Collected data
>> Begin

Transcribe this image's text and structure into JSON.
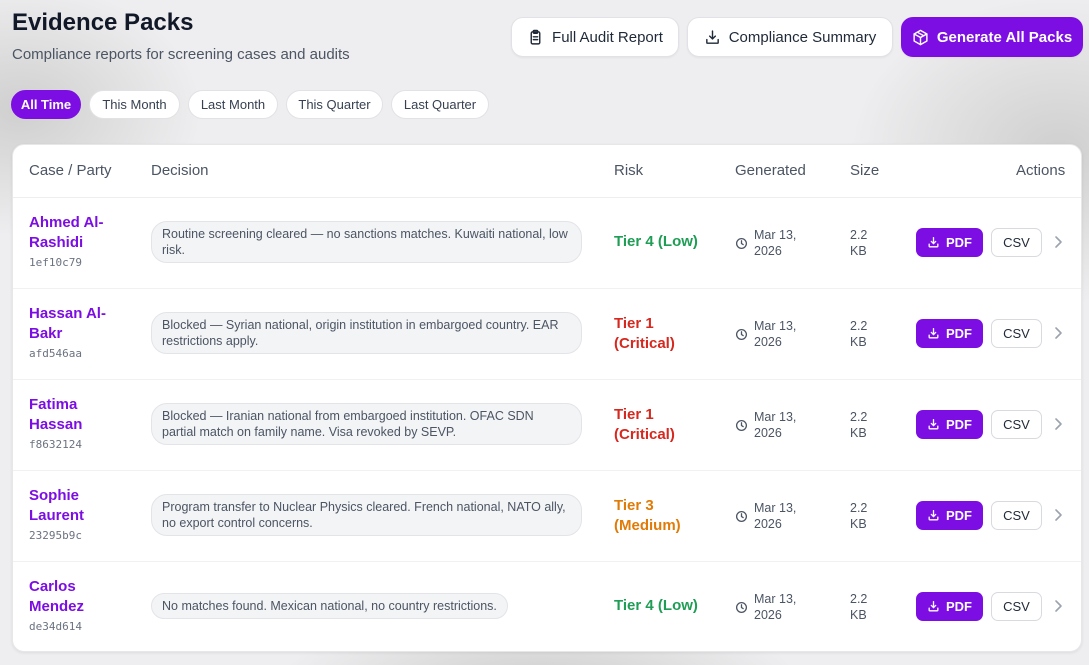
{
  "header": {
    "title": "Evidence Packs",
    "subtitle": "Compliance reports for screening cases and audits",
    "buttons": {
      "audit": "Full Audit Report",
      "summary": "Compliance Summary",
      "generate": "Generate All Packs"
    }
  },
  "filters": [
    "All Time",
    "This Month",
    "Last Month",
    "This Quarter",
    "Last Quarter"
  ],
  "table": {
    "columns": {
      "party": "Case / Party",
      "decision": "Decision",
      "risk": "Risk",
      "generated": "Generated",
      "size": "Size",
      "actions": "Actions"
    },
    "pdf_label": "PDF",
    "csv_label": "CSV",
    "rows": [
      {
        "name_line1": "Ahmed Al-",
        "name_line2": "Rashidi",
        "id": "1ef10c79",
        "decision": "Routine screening cleared — no sanctions matches. Kuwaiti national, low risk.",
        "risk_line1": "Tier 4 (Low)",
        "risk_line2": "",
        "date_line1": "Mar 13,",
        "date_line2": "2026",
        "size_line1": "2.2",
        "size_line2": "KB"
      },
      {
        "name_line1": "Hassan Al-",
        "name_line2": "Bakr",
        "id": "afd546aa",
        "decision": "Blocked — Syrian national, origin institution in embargoed country. EAR restrictions apply.",
        "risk_line1": "Tier 1",
        "risk_line2": "(Critical)",
        "date_line1": "Mar 13,",
        "date_line2": "2026",
        "size_line1": "2.2",
        "size_line2": "KB"
      },
      {
        "name_line1": "Fatima",
        "name_line2": "Hassan",
        "id": "f8632124",
        "decision": "Blocked — Iranian national from embargoed institution. OFAC SDN partial match on family name. Visa revoked by SEVP.",
        "risk_line1": "Tier 1",
        "risk_line2": "(Critical)",
        "date_line1": "Mar 13,",
        "date_line2": "2026",
        "size_line1": "2.2",
        "size_line2": "KB"
      },
      {
        "name_line1": "Sophie",
        "name_line2": "Laurent",
        "id": "23295b9c",
        "decision": "Program transfer to Nuclear Physics cleared. French national, NATO ally, no export control concerns.",
        "risk_line1": "Tier 3",
        "risk_line2": "(Medium)",
        "date_line1": "Mar 13,",
        "date_line2": "2026",
        "size_line1": "2.2",
        "size_line2": "KB"
      },
      {
        "name_line1": "Carlos",
        "name_line2": "Mendez",
        "id": "de34d614",
        "decision": "No matches found. Mexican national, no country restrictions.",
        "risk_line1": "Tier 4 (Low)",
        "risk_line2": "",
        "date_line1": "Mar 13,",
        "date_line2": "2026",
        "size_line1": "2.2",
        "size_line2": "KB"
      }
    ]
  },
  "colors": {
    "accent": "#7c0ee3",
    "risk_low": "#1f9d55",
    "risk_critical": "#d6281e",
    "risk_medium": "#e07b07"
  },
  "icons": {
    "audit": "clipboard-icon",
    "summary": "download-icon",
    "generate": "package-icon",
    "generated": "clock-icon",
    "pdf": "download-icon",
    "row_open": "chevron-right-icon"
  }
}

>> End

WHAT TO PRODUCE. From the entries above, select each line containing the string "institution".

RESULT OF THE TASK.
        "decision": "Blocked — Syrian national, origin institution in embargoed country. EAR restrictions apply.",
        "decision": "Blocked — Iranian national from embargoed institution. OFAC SDN partial match on family name. Visa revoked by SEVP.",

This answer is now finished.